◆ **Prompt**: Retype the passage about the Friday video screening at the school word for word, in full.

◆ **Passage to read**:

            This being Friday the students got to see a video instead of take a nap. I was curious so I joined them. From both floors, every student carries his or her desk chair into one downstairs room where the video machine is. The room is wall too wall little chairs with first grade through fourth grade in thereŠabout 125 students plus teachers (and one exit door.) Gu Xiao Juan, our office mate, who is in charge of all the flag ceremonies and the young people's group (I have to learn more details about this and her), was apparently in charge. The video being shown was an old one which half way through began stuttering, and bouncing back and forth, and repeating like an old broken record. I was at first amused when the video began because it was a story back when the Red Army came in as saviors. The little boy hero was eager to serve the Red Army. He was a bit of a Tom Sawyer in his adventures but in contrast to Tom was very conformist to the `perfect ideal'. I'm not sure if she knew how long the video was but it went for two hours and fifteen minutes before it hung up and kept repeating, and it wasn't over then. They had sat there all that time, missed their naps and first afternoon class. I was really surprised that they would show a video of the sort that was probably used as a propaganda film in the old days. (But then I didn't understand what they said in introducing it.) And I was horrified when the scene that kept repeating at the end showed our little hero pouring gas on the sleeping evil landlord (which in China literally means the lord of the land), lighting it, and taking an ax to him when he rolled out of the flaming covers! I had the second graders for class right after that so we did lots of singing that let us wiggle around and move. They deserved it.

◆ **Provided data**:
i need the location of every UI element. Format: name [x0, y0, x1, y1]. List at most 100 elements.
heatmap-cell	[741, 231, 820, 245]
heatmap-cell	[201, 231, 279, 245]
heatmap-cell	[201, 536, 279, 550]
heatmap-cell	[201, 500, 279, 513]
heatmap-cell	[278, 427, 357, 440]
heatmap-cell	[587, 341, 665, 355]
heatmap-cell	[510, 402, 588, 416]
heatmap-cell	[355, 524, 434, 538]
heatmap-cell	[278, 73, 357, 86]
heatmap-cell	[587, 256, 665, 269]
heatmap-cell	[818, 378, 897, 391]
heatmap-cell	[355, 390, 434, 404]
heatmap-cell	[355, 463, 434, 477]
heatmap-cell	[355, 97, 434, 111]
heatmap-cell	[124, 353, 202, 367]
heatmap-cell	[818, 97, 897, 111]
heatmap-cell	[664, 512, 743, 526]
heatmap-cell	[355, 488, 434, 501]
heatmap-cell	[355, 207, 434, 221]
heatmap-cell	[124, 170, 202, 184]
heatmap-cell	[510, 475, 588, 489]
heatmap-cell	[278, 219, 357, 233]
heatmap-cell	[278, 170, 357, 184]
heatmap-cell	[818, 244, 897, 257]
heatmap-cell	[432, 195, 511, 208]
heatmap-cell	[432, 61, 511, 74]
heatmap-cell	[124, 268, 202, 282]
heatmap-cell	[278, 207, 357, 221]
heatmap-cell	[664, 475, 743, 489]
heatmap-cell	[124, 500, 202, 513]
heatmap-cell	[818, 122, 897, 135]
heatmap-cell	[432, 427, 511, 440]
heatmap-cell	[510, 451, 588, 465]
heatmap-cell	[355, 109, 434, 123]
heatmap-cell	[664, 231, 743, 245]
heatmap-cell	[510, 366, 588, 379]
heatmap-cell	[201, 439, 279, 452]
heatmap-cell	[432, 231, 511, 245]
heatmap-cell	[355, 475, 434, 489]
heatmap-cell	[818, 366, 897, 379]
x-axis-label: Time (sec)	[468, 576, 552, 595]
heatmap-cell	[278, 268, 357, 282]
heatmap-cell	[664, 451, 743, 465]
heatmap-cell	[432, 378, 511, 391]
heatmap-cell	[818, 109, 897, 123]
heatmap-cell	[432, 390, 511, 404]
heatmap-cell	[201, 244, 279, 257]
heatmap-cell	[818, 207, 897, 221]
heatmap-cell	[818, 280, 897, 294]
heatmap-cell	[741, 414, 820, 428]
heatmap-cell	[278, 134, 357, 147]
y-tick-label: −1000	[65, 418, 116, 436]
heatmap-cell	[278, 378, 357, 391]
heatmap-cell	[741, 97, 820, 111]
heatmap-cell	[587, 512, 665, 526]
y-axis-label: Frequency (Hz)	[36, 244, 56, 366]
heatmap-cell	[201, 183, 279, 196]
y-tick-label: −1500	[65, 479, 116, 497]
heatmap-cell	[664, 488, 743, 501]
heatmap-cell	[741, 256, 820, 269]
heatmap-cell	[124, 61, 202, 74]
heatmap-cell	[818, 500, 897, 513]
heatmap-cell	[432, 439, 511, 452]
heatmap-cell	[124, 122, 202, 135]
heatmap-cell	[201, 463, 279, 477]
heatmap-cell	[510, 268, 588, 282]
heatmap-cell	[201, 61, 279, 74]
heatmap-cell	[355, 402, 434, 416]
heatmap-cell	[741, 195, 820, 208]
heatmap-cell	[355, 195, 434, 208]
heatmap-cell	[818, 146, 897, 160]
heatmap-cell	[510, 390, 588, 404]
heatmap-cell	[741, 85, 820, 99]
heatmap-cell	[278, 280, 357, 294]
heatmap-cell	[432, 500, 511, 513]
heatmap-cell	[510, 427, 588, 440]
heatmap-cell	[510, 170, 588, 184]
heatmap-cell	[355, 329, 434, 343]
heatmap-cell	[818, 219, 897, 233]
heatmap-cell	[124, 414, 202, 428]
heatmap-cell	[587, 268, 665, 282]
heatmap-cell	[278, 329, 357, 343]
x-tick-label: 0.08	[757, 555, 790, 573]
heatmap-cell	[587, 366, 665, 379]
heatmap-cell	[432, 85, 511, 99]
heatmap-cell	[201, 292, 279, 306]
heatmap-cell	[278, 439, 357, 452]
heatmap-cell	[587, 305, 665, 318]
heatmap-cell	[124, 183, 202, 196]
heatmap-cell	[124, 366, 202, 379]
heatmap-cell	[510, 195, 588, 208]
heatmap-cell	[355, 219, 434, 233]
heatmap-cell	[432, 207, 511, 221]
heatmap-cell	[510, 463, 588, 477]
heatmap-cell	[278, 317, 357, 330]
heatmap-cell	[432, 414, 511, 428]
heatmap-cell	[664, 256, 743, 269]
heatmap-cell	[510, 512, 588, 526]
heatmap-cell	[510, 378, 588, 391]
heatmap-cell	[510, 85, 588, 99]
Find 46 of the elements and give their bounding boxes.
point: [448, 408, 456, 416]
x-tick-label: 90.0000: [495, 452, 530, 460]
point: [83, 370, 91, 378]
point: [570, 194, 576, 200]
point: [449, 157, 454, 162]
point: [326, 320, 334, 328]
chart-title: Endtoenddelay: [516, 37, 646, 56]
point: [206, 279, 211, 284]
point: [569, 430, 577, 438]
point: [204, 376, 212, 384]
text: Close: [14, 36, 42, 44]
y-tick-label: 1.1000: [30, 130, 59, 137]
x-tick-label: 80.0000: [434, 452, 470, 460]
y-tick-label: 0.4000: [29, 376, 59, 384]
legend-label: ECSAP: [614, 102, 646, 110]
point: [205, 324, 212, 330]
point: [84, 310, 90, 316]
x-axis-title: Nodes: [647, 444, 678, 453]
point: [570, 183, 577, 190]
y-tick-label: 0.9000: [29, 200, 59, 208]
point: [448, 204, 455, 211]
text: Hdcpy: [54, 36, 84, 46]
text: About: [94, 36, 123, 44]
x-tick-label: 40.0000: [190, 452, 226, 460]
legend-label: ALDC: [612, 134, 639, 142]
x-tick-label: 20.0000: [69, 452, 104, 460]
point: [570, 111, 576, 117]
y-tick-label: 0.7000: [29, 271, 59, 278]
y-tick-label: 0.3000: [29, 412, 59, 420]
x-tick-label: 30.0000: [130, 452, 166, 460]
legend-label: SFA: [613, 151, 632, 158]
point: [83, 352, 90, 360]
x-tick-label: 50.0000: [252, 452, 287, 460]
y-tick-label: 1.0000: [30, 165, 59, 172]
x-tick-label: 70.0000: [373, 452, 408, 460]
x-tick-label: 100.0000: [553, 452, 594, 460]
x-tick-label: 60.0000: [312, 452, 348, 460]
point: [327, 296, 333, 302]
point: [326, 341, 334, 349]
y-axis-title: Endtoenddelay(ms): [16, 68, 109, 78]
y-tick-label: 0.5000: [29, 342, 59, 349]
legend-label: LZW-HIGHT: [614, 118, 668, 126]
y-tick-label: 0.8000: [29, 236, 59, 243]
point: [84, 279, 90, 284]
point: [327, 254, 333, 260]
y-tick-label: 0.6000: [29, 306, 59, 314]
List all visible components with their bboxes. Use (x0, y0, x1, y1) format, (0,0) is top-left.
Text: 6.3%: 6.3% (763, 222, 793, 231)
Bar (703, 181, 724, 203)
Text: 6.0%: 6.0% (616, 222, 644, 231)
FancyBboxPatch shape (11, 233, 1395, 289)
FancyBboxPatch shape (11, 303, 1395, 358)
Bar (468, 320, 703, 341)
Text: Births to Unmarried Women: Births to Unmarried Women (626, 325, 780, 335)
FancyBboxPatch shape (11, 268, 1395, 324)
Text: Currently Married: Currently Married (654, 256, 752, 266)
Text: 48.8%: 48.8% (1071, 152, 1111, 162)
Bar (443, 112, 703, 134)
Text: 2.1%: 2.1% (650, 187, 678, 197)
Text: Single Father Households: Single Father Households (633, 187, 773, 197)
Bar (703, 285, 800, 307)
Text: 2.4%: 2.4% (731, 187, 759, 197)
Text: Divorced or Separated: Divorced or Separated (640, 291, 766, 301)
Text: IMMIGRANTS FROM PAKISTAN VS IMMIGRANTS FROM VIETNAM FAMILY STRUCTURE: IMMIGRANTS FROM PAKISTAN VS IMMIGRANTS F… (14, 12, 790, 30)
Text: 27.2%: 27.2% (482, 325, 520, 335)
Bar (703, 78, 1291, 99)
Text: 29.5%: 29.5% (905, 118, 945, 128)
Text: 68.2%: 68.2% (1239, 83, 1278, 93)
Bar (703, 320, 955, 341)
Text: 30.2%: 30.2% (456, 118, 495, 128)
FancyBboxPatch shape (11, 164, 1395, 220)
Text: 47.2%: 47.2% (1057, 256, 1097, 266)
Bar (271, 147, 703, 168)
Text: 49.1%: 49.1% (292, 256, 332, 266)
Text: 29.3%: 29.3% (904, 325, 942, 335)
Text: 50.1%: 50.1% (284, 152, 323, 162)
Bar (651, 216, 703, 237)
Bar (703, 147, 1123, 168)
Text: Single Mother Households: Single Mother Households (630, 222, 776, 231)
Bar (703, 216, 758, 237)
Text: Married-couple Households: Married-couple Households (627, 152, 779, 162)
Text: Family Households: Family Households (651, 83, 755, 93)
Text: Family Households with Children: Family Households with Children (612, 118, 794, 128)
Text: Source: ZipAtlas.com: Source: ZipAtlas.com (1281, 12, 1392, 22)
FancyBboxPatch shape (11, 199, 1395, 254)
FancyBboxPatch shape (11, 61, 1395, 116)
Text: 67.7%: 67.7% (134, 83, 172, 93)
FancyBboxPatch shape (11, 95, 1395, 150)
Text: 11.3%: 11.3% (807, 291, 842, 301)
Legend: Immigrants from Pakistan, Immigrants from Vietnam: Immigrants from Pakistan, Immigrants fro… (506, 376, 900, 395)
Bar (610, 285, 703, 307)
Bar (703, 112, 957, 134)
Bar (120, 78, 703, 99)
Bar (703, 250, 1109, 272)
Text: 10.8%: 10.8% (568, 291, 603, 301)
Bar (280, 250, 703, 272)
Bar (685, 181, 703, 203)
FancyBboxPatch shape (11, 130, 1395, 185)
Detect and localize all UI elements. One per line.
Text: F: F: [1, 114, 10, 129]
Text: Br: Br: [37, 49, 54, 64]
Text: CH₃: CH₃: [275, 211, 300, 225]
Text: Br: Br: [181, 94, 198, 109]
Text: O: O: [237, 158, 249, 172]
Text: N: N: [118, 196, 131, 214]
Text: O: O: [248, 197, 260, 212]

◆ **Output**:

            This being Friday the students got to see a video instead of take a nap. I was curious so I joined them. From both floors, every student carries his or her desk chair into one downstairs room where the video machine is. The room is wall too wall little chairs with first grade through fourth grade in thereŠabout 125 students plus teachers (and one exit door.) Gu Xiao Juan, our office mate, who is in charge of all the flag ceremonies and the young people's group (I have to learn more details about this and her), was apparently in charge. The video being shown was an old one which half way through began stuttering, and bouncing back and forth, and repeating like an old broken record. I was at first amused when the video began because it was a story back when the Red Army came in as saviors. The little boy hero was eager to serve the Red Army. He was a bit of a Tom Sawyer in his adventures but in contrast to Tom was very conformist to the `perfect ideal'. I'm not sure if she knew how long the video was but it went for two hours and fifteen minutes before it hung up and kept repeating, and it wasn't over then. They had sat there all that time, missed their naps and first afternoon class. I was really surprised that they would show a video of the sort that was probably used as a propaganda film in the old days. (But then I didn't understand what they said in introducing it.) And I was horrified when the scene that kept repeating at the end showed our little hero pouring gas on the sleeping evil landlord (which in China literally means the lord of the land), lighting it, and taking an ax to him when he rolled out of the flaming covers! I had the second graders for class right after that so we did lots of singing that let us wiggle around and move. They deserved it.